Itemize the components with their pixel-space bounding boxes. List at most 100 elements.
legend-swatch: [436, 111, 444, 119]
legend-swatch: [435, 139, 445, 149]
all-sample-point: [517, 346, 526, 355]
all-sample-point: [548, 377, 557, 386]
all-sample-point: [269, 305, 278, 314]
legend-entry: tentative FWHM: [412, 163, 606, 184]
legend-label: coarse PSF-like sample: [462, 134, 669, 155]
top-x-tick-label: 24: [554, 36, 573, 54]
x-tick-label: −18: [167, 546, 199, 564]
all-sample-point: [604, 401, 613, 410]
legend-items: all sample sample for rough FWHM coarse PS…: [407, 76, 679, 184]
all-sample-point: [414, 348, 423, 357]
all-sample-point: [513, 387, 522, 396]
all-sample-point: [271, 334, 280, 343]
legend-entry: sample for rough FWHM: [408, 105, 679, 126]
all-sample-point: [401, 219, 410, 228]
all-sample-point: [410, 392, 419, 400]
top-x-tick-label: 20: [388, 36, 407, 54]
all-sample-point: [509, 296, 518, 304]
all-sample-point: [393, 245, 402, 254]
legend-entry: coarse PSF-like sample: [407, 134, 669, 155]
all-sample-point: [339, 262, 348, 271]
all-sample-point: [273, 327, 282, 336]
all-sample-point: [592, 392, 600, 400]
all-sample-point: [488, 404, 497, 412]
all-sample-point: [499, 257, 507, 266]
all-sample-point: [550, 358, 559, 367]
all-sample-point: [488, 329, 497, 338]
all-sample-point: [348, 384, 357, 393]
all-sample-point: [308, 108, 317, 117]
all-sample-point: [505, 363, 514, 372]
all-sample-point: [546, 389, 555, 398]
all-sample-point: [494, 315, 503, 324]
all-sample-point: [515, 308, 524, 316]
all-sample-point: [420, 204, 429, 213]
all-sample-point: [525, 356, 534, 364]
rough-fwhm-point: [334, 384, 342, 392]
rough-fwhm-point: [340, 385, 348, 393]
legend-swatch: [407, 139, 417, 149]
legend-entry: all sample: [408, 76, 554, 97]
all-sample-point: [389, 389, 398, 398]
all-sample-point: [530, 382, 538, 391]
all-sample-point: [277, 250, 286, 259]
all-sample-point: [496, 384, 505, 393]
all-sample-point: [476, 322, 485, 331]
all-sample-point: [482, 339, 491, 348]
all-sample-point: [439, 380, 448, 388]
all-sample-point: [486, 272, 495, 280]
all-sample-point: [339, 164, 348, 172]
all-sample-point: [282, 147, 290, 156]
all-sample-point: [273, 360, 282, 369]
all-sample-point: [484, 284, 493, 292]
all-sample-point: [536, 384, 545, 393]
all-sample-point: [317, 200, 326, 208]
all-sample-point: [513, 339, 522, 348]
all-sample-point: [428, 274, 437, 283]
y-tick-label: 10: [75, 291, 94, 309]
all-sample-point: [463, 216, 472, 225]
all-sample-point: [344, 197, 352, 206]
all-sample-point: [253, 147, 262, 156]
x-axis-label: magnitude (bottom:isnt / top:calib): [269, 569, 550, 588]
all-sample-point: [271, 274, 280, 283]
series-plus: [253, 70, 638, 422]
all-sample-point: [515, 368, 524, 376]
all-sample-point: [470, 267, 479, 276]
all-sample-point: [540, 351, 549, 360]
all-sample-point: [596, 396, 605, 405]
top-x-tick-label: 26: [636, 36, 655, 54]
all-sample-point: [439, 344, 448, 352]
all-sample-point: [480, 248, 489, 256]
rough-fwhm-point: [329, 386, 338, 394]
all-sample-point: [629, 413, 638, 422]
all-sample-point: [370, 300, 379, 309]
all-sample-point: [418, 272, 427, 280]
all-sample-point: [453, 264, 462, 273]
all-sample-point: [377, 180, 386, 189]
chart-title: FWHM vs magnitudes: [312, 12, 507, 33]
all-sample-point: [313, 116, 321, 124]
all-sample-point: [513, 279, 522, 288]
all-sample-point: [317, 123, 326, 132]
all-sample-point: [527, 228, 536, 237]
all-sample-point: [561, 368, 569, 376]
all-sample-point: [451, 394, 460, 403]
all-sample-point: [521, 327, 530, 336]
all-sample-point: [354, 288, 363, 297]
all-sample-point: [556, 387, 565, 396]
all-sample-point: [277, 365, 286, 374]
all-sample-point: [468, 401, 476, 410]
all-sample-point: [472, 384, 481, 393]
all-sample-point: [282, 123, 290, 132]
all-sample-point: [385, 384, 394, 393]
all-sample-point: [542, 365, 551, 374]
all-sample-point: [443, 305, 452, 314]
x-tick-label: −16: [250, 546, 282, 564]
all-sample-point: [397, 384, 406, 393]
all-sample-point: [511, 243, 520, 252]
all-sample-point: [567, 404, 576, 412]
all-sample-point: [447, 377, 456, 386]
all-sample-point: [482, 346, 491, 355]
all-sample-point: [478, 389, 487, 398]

* [Your instructions]: Render the items, from the first line up to and including the line with "all-sample-point: [496, 384, 505, 393]", as a Markdown table with a Row column holding the row number and a Line column holding the line, leaving out any blank lines.

* [Complete answer]:
| Row | Line |
|---|---|
| 1 | Itemize the components with their pixel-space bounding boxes. List at most 100 elements. |
| 2 | legend-swatch: [436, 111, 444, 119] |
| 3 | legend-swatch: [435, 139, 445, 149] |
| 4 | all-sample-point: [517, 346, 526, 355] |
| 5 | all-sample-point: [548, 377, 557, 386] |
| 6 | all-sample-point: [269, 305, 278, 314] |
| 7 | legend-entry: tentative FWHM: [412, 163, 606, 184] |
| 8 | legend-label: coarse PSF-like sample: [462, 134, 669, 155] |
| 9 | top-x-tick-label: 24: [554, 36, 573, 54] |
| 10 | x-tick-label: −18: [167, 546, 199, 564] |
| 11 | all-sample-point: [604, 401, 613, 410] |
| 12 | legend-items: all sample sample for rough FWHM coarse PS…: [407, 76, 679, 184] |
| 13 | all-sample-point: [414, 348, 423, 357] |
| 14 | all-sample-point: [513, 387, 522, 396] |
| 15 | all-sample-point: [271, 334, 280, 343] |
| 16 | legend-entry: sample for rough FWHM: [408, 105, 679, 126] |
| 17 | all-sample-point: [401, 219, 410, 228] |
| 18 | all-sample-point: [410, 392, 419, 400] |
| 19 | top-x-tick-label: 20: [388, 36, 407, 54] |
| 20 | all-sample-point: [509, 296, 518, 304] |
| 21 | all-sample-point: [393, 245, 402, 254] |
| 22 | legend-entry: coarse PSF-like sample: [407, 134, 669, 155] |
| 23 | all-sample-point: [339, 262, 348, 271] |
| 24 | all-sample-point: [273, 327, 282, 336] |
| 25 | all-sample-point: [592, 392, 600, 400] |
| 26 | all-sample-point: [488, 404, 497, 412] |
| 27 | all-sample-point: [499, 257, 507, 266] |
| 28 | all-sample-point: [550, 358, 559, 367] |
| 29 | all-sample-point: [488, 329, 497, 338] |
| 30 | all-sample-point: [348, 384, 357, 393] |
| 31 | all-sample-point: [308, 108, 317, 117] |
| 32 | all-sample-point: [505, 363, 514, 372] |
| 33 | all-sample-point: [546, 389, 555, 398] |
| 34 | all-sample-point: [494, 315, 503, 324] |
| 35 | all-sample-point: [515, 308, 524, 316] |
| 36 | all-sample-point: [420, 204, 429, 213] |
| 37 | all-sample-point: [525, 356, 534, 364] |
| 38 | rough-fwhm-point: [334, 384, 342, 392] |
| 39 | rough-fwhm-point: [340, 385, 348, 393] |
| 40 | legend-swatch: [407, 139, 417, 149] |
| 41 | legend-entry: all sample: [408, 76, 554, 97] |
| 42 | all-sample-point: [389, 389, 398, 398] |
| 43 | all-sample-point: [530, 382, 538, 391] |
| 44 | all-sample-point: [277, 250, 286, 259] |
| 45 | all-sample-point: [496, 384, 505, 393] |